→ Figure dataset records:
○ ○ ○ ○ ○ ○ ○

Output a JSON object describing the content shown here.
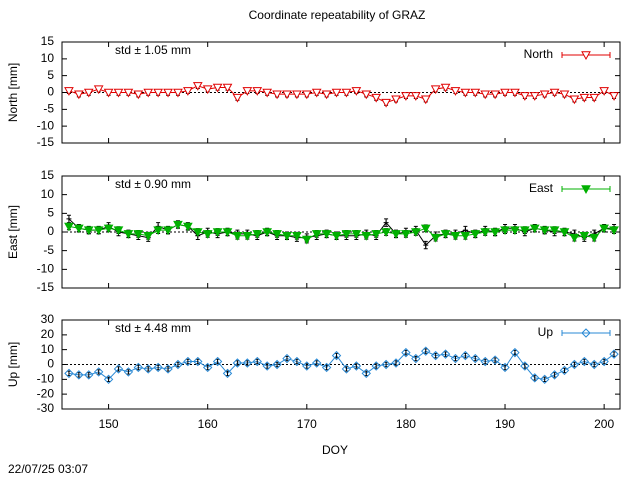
{
  "chart_data": [
    {
      "type": "line",
      "title": "Coordinate repeatability of GRAZ",
      "ylabel": "North [mm]",
      "annotation": "std ± 1.05 mm",
      "x": [
        146,
        147,
        148,
        149,
        150,
        151,
        152,
        153,
        154,
        155,
        156,
        157,
        158,
        159,
        160,
        161,
        162,
        163,
        164,
        165,
        166,
        167,
        168,
        169,
        170,
        171,
        172,
        173,
        174,
        175,
        176,
        177,
        178,
        179,
        180,
        181,
        182,
        183,
        184,
        185,
        186,
        187,
        188,
        189,
        190,
        191,
        192,
        193,
        194,
        195,
        196,
        197,
        198,
        199,
        200,
        201
      ],
      "xlim": [
        145.3,
        201.6
      ],
      "xticks": [
        150,
        160,
        170,
        180,
        190,
        200
      ],
      "ylim": [
        -15,
        15
      ],
      "yticks": [
        -15,
        -10,
        -5,
        0,
        5,
        10,
        15
      ],
      "series": [
        {
          "name": "North",
          "color": "#e00000",
          "marker": "triangle-down-open",
          "error": 0.8,
          "values": [
            0.5,
            -0.5,
            0,
            1,
            0,
            0,
            0,
            -0.5,
            0,
            0,
            0,
            0,
            0.5,
            2,
            1,
            1.5,
            1.5,
            -1.5,
            0.5,
            0.5,
            0,
            -0.5,
            -0.5,
            -0.5,
            -0.5,
            0,
            -0.5,
            0,
            0,
            0.5,
            -0.5,
            -1.5,
            -3,
            -2,
            -1,
            -1,
            -2,
            1,
            1.5,
            0.5,
            0,
            0,
            -0.5,
            -0.5,
            0,
            0,
            -1,
            -1,
            -0.5,
            0,
            -0.5,
            -2,
            -1.5,
            -1.5,
            0.5,
            -1
          ]
        }
      ]
    },
    {
      "type": "line",
      "ylabel": "East [mm]",
      "annotation": "std ± 0.90 mm",
      "x": [
        146,
        147,
        148,
        149,
        150,
        151,
        152,
        153,
        154,
        155,
        156,
        157,
        158,
        159,
        160,
        161,
        162,
        163,
        164,
        165,
        166,
        167,
        168,
        169,
        170,
        171,
        172,
        173,
        174,
        175,
        176,
        177,
        178,
        179,
        180,
        181,
        182,
        183,
        184,
        185,
        186,
        187,
        188,
        189,
        190,
        191,
        192,
        193,
        194,
        195,
        196,
        197,
        198,
        199,
        200,
        201
      ],
      "xlim": [
        145.3,
        201.6
      ],
      "xticks": [
        150,
        160,
        170,
        180,
        190,
        200
      ],
      "ylim": [
        -15,
        15
      ],
      "yticks": [
        -15,
        -10,
        -5,
        0,
        5,
        10,
        15
      ],
      "series": [
        {
          "color": "#000000",
          "marker": "cross",
          "error": 1.0,
          "values": [
            3.5,
            1,
            0.5,
            0.5,
            1.5,
            0,
            -0.5,
            -1,
            -1.5,
            1.5,
            0.5,
            2,
            1.5,
            -1,
            0,
            -0.5,
            0,
            -0.5,
            -0.5,
            -1,
            0,
            -1,
            -1,
            -1.5,
            -1.5,
            -1,
            -0.5,
            -1,
            -1,
            -1,
            -0.5,
            -1,
            2.5,
            -0.5,
            0,
            0.5,
            -3.5,
            -1,
            -0.5,
            -0.5,
            0.5,
            -0.5,
            0.5,
            0,
            1,
            1,
            0,
            1,
            0.5,
            0,
            0,
            -0.5,
            -1.5,
            -0.5,
            1,
            1
          ]
        },
        {
          "name": "East",
          "color": "#00b000",
          "marker": "triangle-down-filled",
          "error": 0.9,
          "values": [
            1.5,
            1,
            0.5,
            0.5,
            1,
            0.5,
            -0.5,
            -0.5,
            -1,
            0.5,
            0.5,
            2,
            1.5,
            0,
            -0.5,
            0,
            0,
            -1,
            -1,
            -0.5,
            0,
            -0.5,
            -1,
            -1,
            -2,
            -0.5,
            -0.5,
            -1,
            -0.5,
            -0.5,
            -1,
            -0.5,
            0,
            -0.5,
            -0.5,
            0,
            1,
            -1.5,
            -0.5,
            -1,
            -1,
            -0.5,
            0,
            0,
            0.5,
            0.5,
            0.5,
            1,
            0.5,
            0.5,
            0,
            -1.5,
            -1,
            -1.5,
            1,
            0.5
          ]
        }
      ]
    },
    {
      "type": "line",
      "ylabel": "Up [mm]",
      "annotation": "std ± 4.48 mm",
      "xlabel": "DOY",
      "x": [
        146,
        147,
        148,
        149,
        150,
        151,
        152,
        153,
        154,
        155,
        156,
        157,
        158,
        159,
        160,
        161,
        162,
        163,
        164,
        165,
        166,
        167,
        168,
        169,
        170,
        171,
        172,
        173,
        174,
        175,
        176,
        177,
        178,
        179,
        180,
        181,
        182,
        183,
        184,
        185,
        186,
        187,
        188,
        189,
        190,
        191,
        192,
        193,
        194,
        195,
        196,
        197,
        198,
        199,
        200,
        201
      ],
      "xlim": [
        145.3,
        201.6
      ],
      "xticks": [
        150,
        160,
        170,
        180,
        190,
        200
      ],
      "ylim": [
        -30,
        30
      ],
      "yticks": [
        -30,
        -20,
        -10,
        0,
        10,
        20,
        30
      ],
      "series": [
        {
          "name": "Up",
          "color": "#2a8ad6",
          "marker": "diamond-open",
          "error": 1.5,
          "values": [
            -6,
            -7,
            -7,
            -5,
            -10,
            -3,
            -5,
            -2,
            -3,
            -2,
            -3,
            0,
            2,
            2,
            -2,
            2,
            -6,
            1,
            1,
            2,
            -1,
            0,
            4,
            2,
            -1,
            1,
            -2,
            6,
            -3,
            -1,
            -6,
            -1,
            0,
            1,
            8,
            4,
            9,
            6,
            7,
            4,
            6,
            4,
            2,
            3,
            -2,
            8,
            -1,
            -9,
            -10,
            -7,
            -4,
            0,
            2,
            0,
            2,
            7
          ]
        }
      ]
    }
  ],
  "footer": "22/07/25 03:07"
}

○ ○ ○ ○ ○ ○ ○

→ SET PROBLEM:
Copy, from the material above, each line in which the string "down" occurs.

→ REPLY:
          "marker": "triangle-down-open",
          "marker": "triangle-down-filled",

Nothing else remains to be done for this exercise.